» Exercise instructions
When duplicating the records beneath this instruction, omit every picture and keep all else exact.

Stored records
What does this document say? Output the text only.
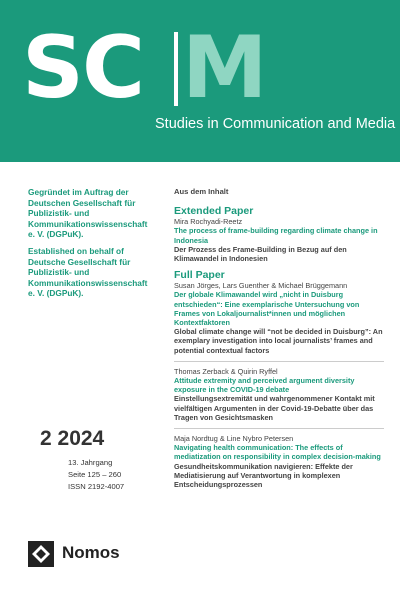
SC M
Studies in Communication and Media

Gegründet im Auftrag der Deutschen Gesellschaft für Publizistik- und Kommunikationswissenschaft e. V. (DGPuK).

Established on behalf of Deutsche Gesellschaft für Publizistik- und Kommunikationswissenschaft e. V. (DGPuK).

Aus dem Inhalt
Extended Paper
Mira Rochyadi-Reetz
The process of frame-building regarding climate change in Indonesia
Der Prozess des Frame-Building in Bezug auf den Klimawandel in Indonesien
Full Paper
Susan Jörges, Lars Guenther & Michael Brüggemann
Der globale Klimawandel wird „nicht in Duisburg entschieden“: Eine exemplarische Untersuchung von Frames von Lokaljournalist*innen und möglichen Kontextfaktoren
Global climate change will “not be decided in Duisburg”: An exemplary investigation into local journalists’ frames and potential contextual factors
Thomas Zerback & Quirin Ryffel
Attitude extremity and perceived argument diversity exposure in the COVID-19 debate
Einstellungsextremität und wahrgenommener Kontakt mit vielfältigen Argumenten in der Covid-19-Debatte über das Tragen von Gesichtsmasken
Maja Nordtug & Line Nybro Petersen
Navigating health communication: The effects of mediatization on responsibility in complex decision-making
Gesundheitskommunikation navigieren: Effekte der Mediatisierung auf Verantwortung in komplexen Entscheidungsprozessen
2 2024
13. Jahrgang
Seite 125 – 260
ISSN 2192-4007
Nomos
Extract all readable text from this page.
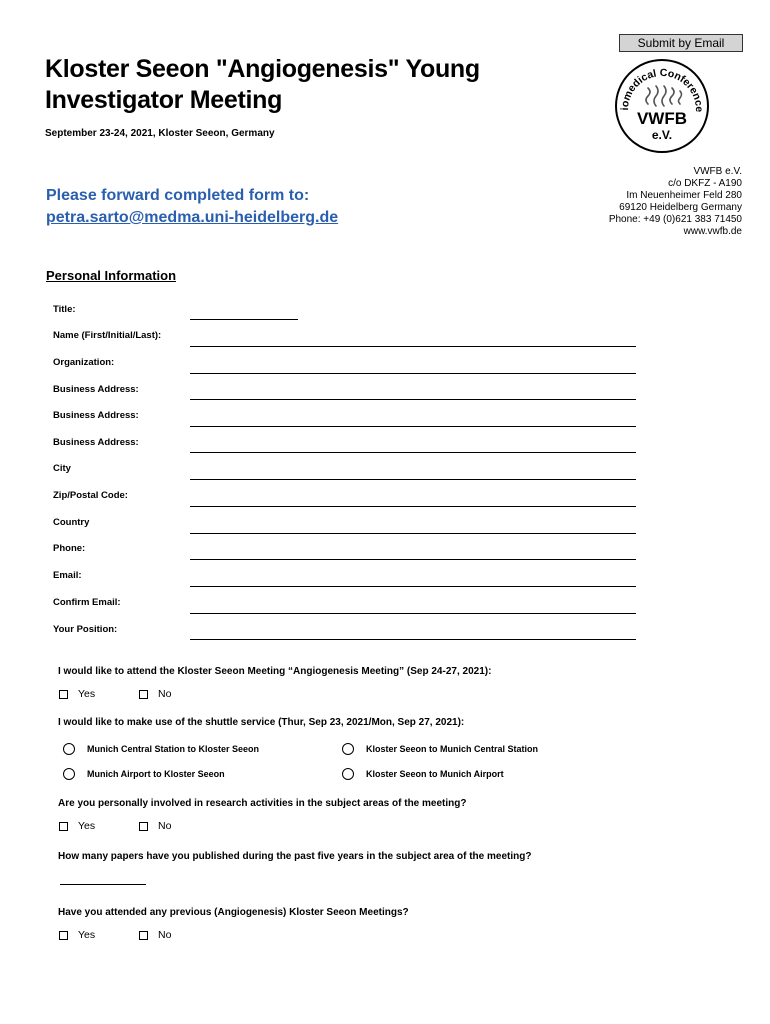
Submit by Email
Kloster Seeon "Angiogenesis" Young
Investigator Meeting
September 23-24, 2021, Kloster Seeon, Germany
iomedical Conference
VWFB
e.V.
VWFB e.V.
c/o DKFZ - A190
Im Neuenheimer Feld 280
69120 Heidelberg Germany
Phone: +49 (0)621 383 71450
www.vwfb.de
Please forward completed form to:
petra.sarto@medma.uni-heidelberg.de
Personal Information
Title:
Name (First/Initial/Last):
Organization:
Business Address:
Business Address:
Business Address:
City
Zip/Postal Code:
Country
Phone:
Email:
Confirm Email:
Your Position:
I would like to attend the Kloster Seeon Meeting “Angiogenesis Meeting” (Sep 24-27, 2021):
Yes	No
I would like to make use of the shuttle service (Thur, Sep 23, 2021/Mon, Sep 27, 2021):
Munich Central Station to Kloster Seeon	Kloster Seeon to Munich Central Station
Munich Airport to Kloster Seeon	Kloster Seeon to Munich Airport
Are you personally involved in research activities in the subject areas of the meeting?
Yes	No
How many papers have you published during the past five years in the subject area of the meeting?
Have you attended any previous (Angiogenesis) Kloster Seeon Meetings?
Yes	No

» Result for this task
What does this document say? Output the text only.
SC M
Studies in Communication and Media

Gegründet im Auftrag der Deutschen Gesellschaft für Publizistik- und Kommunikationswissenschaft e. V. (DGPuK).

Established on behalf of Deutsche Gesellschaft für Publizistik- und Kommunikationswissenschaft e. V. (DGPuK).

Aus dem Inhalt
Extended Paper
Mira Rochyadi-Reetz
The process of frame-building regarding climate change in Indonesia
Der Prozess des Frame-Building in Bezug auf den Klimawandel in Indonesien
Full Paper
Susan Jörges, Lars Guenther & Michael Brüggemann
Der globale Klimawandel wird „nicht in Duisburg entschieden“: Eine exemplarische Untersuchung von Frames von Lokaljournalist*innen und möglichen Kontextfaktoren
Global climate change will “not be decided in Duisburg”: An exemplary investigation into local journalists’ frames and potential contextual factors
Thomas Zerback & Quirin Ryffel
Attitude extremity and perceived argument diversity exposure in the COVID-19 debate
Einstellungsextremität und wahrgenommener Kontakt mit vielfältigen Argumenten in der Covid-19-Debatte über das Tragen von Gesichtsmasken
Maja Nordtug & Line Nybro Petersen
Navigating health communication: The effects of mediatization on responsibility in complex decision-making
Gesundheitskommunikation navigieren: Effekte der Mediatisierung auf Verantwortung in komplexen Entscheidungsprozessen
2 2024
13. Jahrgang
Seite 125 – 260
ISSN 2192-4007
Nomos
Extract all readable text from this page.
Submit by Email
Kloster Seeon "Angiogenesis" Young
Investigator Meeting
September 23-24, 2021, Kloster Seeon, Germany
iomedical Conference
VWFB
e.V.
VWFB e.V.
c/o DKFZ - A190
Im Neuenheimer Feld 280
69120 Heidelberg Germany
Phone: +49 (0)621 383 71450
www.vwfb.de
Please forward completed form to:
petra.sarto@medma.uni-heidelberg.de
Personal Information
Title:
Name (First/Initial/Last):
Organization:
Business Address:
Business Address:
Business Address:
City
Zip/Postal Code:
Country
Phone:
Email:
Confirm Email:
Your Position:
I would like to attend the Kloster Seeon Meeting “Angiogenesis Meeting” (Sep 24-27, 2021):
Yes	No
I would like to make use of the shuttle service (Thur, Sep 23, 2021/Mon, Sep 27, 2021):
Munich Central Station to Kloster Seeon	Kloster Seeon to Munich Central Station
Munich Airport to Kloster Seeon	Kloster Seeon to Munich Airport
Are you personally involved in research activities in the subject areas of the meeting?
Yes	No
How many papers have you published during the past five years in the subject area of the meeting?
Have you attended any previous (Angiogenesis) Kloster Seeon Meetings?
Yes	No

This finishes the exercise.